--- BEGIN ---

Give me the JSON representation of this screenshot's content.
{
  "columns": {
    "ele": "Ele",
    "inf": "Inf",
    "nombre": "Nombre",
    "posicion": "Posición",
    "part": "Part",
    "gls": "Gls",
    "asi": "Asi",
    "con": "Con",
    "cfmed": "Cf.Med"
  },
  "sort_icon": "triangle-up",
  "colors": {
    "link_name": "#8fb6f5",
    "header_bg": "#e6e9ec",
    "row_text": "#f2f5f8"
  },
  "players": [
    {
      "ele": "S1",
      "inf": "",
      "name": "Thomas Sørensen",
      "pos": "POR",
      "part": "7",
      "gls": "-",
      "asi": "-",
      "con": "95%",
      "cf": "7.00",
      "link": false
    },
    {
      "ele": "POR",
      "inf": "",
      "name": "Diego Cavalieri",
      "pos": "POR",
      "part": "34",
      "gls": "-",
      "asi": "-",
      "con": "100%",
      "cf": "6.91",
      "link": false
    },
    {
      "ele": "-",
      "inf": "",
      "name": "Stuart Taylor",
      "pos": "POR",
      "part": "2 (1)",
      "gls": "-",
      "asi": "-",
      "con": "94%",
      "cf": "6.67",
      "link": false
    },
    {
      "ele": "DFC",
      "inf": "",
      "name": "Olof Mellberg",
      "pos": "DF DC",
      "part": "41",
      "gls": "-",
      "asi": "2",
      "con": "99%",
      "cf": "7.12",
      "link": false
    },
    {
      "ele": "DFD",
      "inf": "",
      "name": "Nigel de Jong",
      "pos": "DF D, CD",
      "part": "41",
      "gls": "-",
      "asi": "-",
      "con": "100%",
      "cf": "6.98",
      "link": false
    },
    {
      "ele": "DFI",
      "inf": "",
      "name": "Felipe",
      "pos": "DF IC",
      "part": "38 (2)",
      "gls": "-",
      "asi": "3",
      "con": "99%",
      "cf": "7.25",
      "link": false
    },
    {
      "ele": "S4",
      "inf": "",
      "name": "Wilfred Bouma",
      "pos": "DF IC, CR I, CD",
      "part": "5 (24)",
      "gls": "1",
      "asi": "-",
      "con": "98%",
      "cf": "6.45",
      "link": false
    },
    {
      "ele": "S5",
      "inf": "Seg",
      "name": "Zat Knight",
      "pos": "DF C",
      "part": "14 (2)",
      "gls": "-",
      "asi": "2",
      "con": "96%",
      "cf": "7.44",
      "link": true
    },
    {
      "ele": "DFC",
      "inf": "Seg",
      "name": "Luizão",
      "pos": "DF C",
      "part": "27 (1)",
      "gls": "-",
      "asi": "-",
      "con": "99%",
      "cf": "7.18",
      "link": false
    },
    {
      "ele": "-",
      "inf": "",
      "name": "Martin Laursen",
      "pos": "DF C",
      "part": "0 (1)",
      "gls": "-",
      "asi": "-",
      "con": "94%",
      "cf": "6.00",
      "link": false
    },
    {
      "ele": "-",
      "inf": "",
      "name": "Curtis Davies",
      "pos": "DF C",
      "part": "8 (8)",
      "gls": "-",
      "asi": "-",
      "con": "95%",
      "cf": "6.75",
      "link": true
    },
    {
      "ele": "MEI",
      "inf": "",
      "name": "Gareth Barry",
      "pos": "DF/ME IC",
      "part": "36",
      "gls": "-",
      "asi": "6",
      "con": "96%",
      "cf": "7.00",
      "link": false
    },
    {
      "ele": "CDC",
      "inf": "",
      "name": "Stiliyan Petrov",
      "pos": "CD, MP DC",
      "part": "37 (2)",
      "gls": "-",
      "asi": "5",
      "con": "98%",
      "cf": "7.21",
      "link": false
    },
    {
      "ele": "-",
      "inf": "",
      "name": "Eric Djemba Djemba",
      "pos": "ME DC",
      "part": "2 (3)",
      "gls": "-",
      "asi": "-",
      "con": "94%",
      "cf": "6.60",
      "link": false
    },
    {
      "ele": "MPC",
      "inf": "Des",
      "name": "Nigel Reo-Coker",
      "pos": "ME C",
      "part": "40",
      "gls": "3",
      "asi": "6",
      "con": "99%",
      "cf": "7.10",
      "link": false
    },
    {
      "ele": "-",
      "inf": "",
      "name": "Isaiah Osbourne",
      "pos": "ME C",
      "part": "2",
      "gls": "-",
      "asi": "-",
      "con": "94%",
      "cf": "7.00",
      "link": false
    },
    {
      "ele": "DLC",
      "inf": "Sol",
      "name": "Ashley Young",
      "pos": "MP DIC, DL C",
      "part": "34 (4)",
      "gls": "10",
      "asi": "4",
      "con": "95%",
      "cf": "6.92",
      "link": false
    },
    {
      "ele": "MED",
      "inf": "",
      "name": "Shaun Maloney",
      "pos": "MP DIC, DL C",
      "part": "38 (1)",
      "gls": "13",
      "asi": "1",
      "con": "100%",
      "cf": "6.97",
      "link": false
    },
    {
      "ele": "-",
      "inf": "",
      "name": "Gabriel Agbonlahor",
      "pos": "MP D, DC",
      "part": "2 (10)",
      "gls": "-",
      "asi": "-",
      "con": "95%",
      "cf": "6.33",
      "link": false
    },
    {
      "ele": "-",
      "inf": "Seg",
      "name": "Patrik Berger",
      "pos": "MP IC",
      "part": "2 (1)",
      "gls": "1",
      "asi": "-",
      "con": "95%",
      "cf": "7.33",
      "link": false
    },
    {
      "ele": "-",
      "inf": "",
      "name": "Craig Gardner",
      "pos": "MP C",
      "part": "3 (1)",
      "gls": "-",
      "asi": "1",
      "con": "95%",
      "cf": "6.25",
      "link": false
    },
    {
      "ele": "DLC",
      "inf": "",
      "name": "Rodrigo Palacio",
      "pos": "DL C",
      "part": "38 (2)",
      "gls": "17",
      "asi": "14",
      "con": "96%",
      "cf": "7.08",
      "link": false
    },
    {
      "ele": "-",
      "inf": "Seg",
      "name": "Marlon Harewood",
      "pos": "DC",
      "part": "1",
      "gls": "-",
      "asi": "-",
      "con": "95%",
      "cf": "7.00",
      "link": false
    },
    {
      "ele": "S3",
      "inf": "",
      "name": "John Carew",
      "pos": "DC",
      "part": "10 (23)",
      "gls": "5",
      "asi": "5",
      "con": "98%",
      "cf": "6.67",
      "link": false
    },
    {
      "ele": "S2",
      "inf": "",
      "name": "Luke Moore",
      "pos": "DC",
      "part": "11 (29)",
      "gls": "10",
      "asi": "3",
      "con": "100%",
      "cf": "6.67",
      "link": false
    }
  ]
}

--- END ---

Exercise: Copy out the data shown above without altering anything.

Written answer:
Give me the JSON representation of this screenshot's content.
{
  "columns": {
    "ele": "Ele",
    "inf": "Inf",
    "nombre": "Nombre",
    "posicion": "Posición",
    "part": "Part",
    "gls": "Gls",
    "asi": "Asi",
    "con": "Con",
    "cfmed": "Cf.Med"
  },
  "sort_icon": "triangle-up",
  "colors": {
    "link_name": "#8fb6f5",
    "header_bg": "#e6e9ec",
    "row_text": "#f2f5f8"
  },
  "players": [
    {
      "ele": "S1",
      "inf": "",
      "name": "Thomas Sørensen",
      "pos": "POR",
      "part": "7",
      "gls": "-",
      "asi": "-",
      "con": "95%",
      "cf": "7.00",
      "link": false
    },
    {
      "ele": "POR",
      "inf": "",
      "name": "Diego Cavalieri",
      "pos": "POR",
      "part": "34",
      "gls": "-",
      "asi": "-",
      "con": "100%",
      "cf": "6.91",
      "link": false
    },
    {
      "ele": "-",
      "inf": "",
      "name": "Stuart Taylor",
      "pos": "POR",
      "part": "2 (1)",
      "gls": "-",
      "asi": "-",
      "con": "94%",
      "cf": "6.67",
      "link": false
    },
    {
      "ele": "DFC",
      "inf": "",
      "name": "Olof Mellberg",
      "pos": "DF DC",
      "part": "41",
      "gls": "-",
      "asi": "2",
      "con": "99%",
      "cf": "7.12",
      "link": false
    },
    {
      "ele": "DFD",
      "inf": "",
      "name": "Nigel de Jong",
      "pos": "DF D, CD",
      "part": "41",
      "gls": "-",
      "asi": "-",
      "con": "100%",
      "cf": "6.98",
      "link": false
    },
    {
      "ele": "DFI",
      "inf": "",
      "name": "Felipe",
      "pos": "DF IC",
      "part": "38 (2)",
      "gls": "-",
      "asi": "3",
      "con": "99%",
      "cf": "7.25",
      "link": false
    },
    {
      "ele": "S4",
      "inf": "",
      "name": "Wilfred Bouma",
      "pos": "DF IC, CR I, CD",
      "part": "5 (24)",
      "gls": "1",
      "asi": "-",
      "con": "98%",
      "cf": "6.45",
      "link": false
    },
    {
      "ele": "S5",
      "inf": "Seg",
      "name": "Zat Knight",
      "pos": "DF C",
      "part": "14 (2)",
      "gls": "-",
      "asi": "2",
      "con": "96%",
      "cf": "7.44",
      "link": true
    },
    {
      "ele": "DFC",
      "inf": "Seg",
      "name": "Luizão",
      "pos": "DF C",
      "part": "27 (1)",
      "gls": "-",
      "asi": "-",
      "con": "99%",
      "cf": "7.18",
      "link": false
    },
    {
      "ele": "-",
      "inf": "",
      "name": "Martin Laursen",
      "pos": "DF C",
      "part": "0 (1)",
      "gls": "-",
      "asi": "-",
      "con": "94%",
      "cf": "6.00",
      "link": false
    },
    {
      "ele": "-",
      "inf": "",
      "name": "Curtis Davies",
      "pos": "DF C",
      "part": "8 (8)",
      "gls": "-",
      "asi": "-",
      "con": "95%",
      "cf": "6.75",
      "link": true
    },
    {
      "ele": "MEI",
      "inf": "",
      "name": "Gareth Barry",
      "pos": "DF/ME IC",
      "part": "36",
      "gls": "-",
      "asi": "6",
      "con": "96%",
      "cf": "7.00",
      "link": false
    },
    {
      "ele": "CDC",
      "inf": "",
      "name": "Stiliyan Petrov",
      "pos": "CD, MP DC",
      "part": "37 (2)",
      "gls": "-",
      "asi": "5",
      "con": "98%",
      "cf": "7.21",
      "link": false
    },
    {
      "ele": "-",
      "inf": "",
      "name": "Eric Djemba Djemba",
      "pos": "ME DC",
      "part": "2 (3)",
      "gls": "-",
      "asi": "-",
      "con": "94%",
      "cf": "6.60",
      "link": false
    },
    {
      "ele": "MPC",
      "inf": "Des",
      "name": "Nigel Reo-Coker",
      "pos": "ME C",
      "part": "40",
      "gls": "3",
      "asi": "6",
      "con": "99%",
      "cf": "7.10",
      "link": false
    },
    {
      "ele": "-",
      "inf": "",
      "name": "Isaiah Osbourne",
      "pos": "ME C",
      "part": "2",
      "gls": "-",
      "asi": "-",
      "con": "94%",
      "cf": "7.00",
      "link": false
    },
    {
      "ele": "DLC",
      "inf": "Sol",
      "name": "Ashley Young",
      "pos": "MP DIC, DL C",
      "part": "34 (4)",
      "gls": "10",
      "asi": "4",
      "con": "95%",
      "cf": "6.92",
      "link": false
    },
    {
      "ele": "MED",
      "inf": "",
      "name": "Shaun Maloney",
      "pos": "MP DIC, DL C",
      "part": "38 (1)",
      "gls": "13",
      "asi": "1",
      "con": "100%",
      "cf": "6.97",
      "link": false
    },
    {
      "ele": "-",
      "inf": "",
      "name": "Gabriel Agbonlahor",
      "pos": "MP D, DC",
      "part": "2 (10)",
      "gls": "-",
      "asi": "-",
      "con": "95%",
      "cf": "6.33",
      "link": false
    },
    {
      "ele": "-",
      "inf": "Seg",
      "name": "Patrik Berger",
      "pos": "MP IC",
      "part": "2 (1)",
      "gls": "1",
      "asi": "-",
      "con": "95%",
      "cf": "7.33",
      "link": false
    },
    {
      "ele": "-",
      "inf": "",
      "name": "Craig Gardner",
      "pos": "MP C",
      "part": "3 (1)",
      "gls": "-",
      "asi": "1",
      "con": "95%",
      "cf": "6.25",
      "link": false
    },
    {
      "ele": "DLC",
      "inf": "",
      "name": "Rodrigo Palacio",
      "pos": "DL C",
      "part": "38 (2)",
      "gls": "17",
      "asi": "14",
      "con": "96%",
      "cf": "7.08",
      "link": false
    },
    {
      "ele": "-",
      "inf": "Seg",
      "name": "Marlon Harewood",
      "pos": "DC",
      "part": "1",
      "gls": "-",
      "asi": "-",
      "con": "95%",
      "cf": "7.00",
      "link": false
    },
    {
      "ele": "S3",
      "inf": "",
      "name": "John Carew",
      "pos": "DC",
      "part": "10 (23)",
      "gls": "5",
      "asi": "5",
      "con": "98%",
      "cf": "6.67",
      "link": false
    },
    {
      "ele": "S2",
      "inf": "",
      "name": "Luke Moore",
      "pos": "DC",
      "part": "11 (29)",
      "gls": "10",
      "asi": "3",
      "con": "100%",
      "cf": "6.67",
      "link": false
    }
  ]
}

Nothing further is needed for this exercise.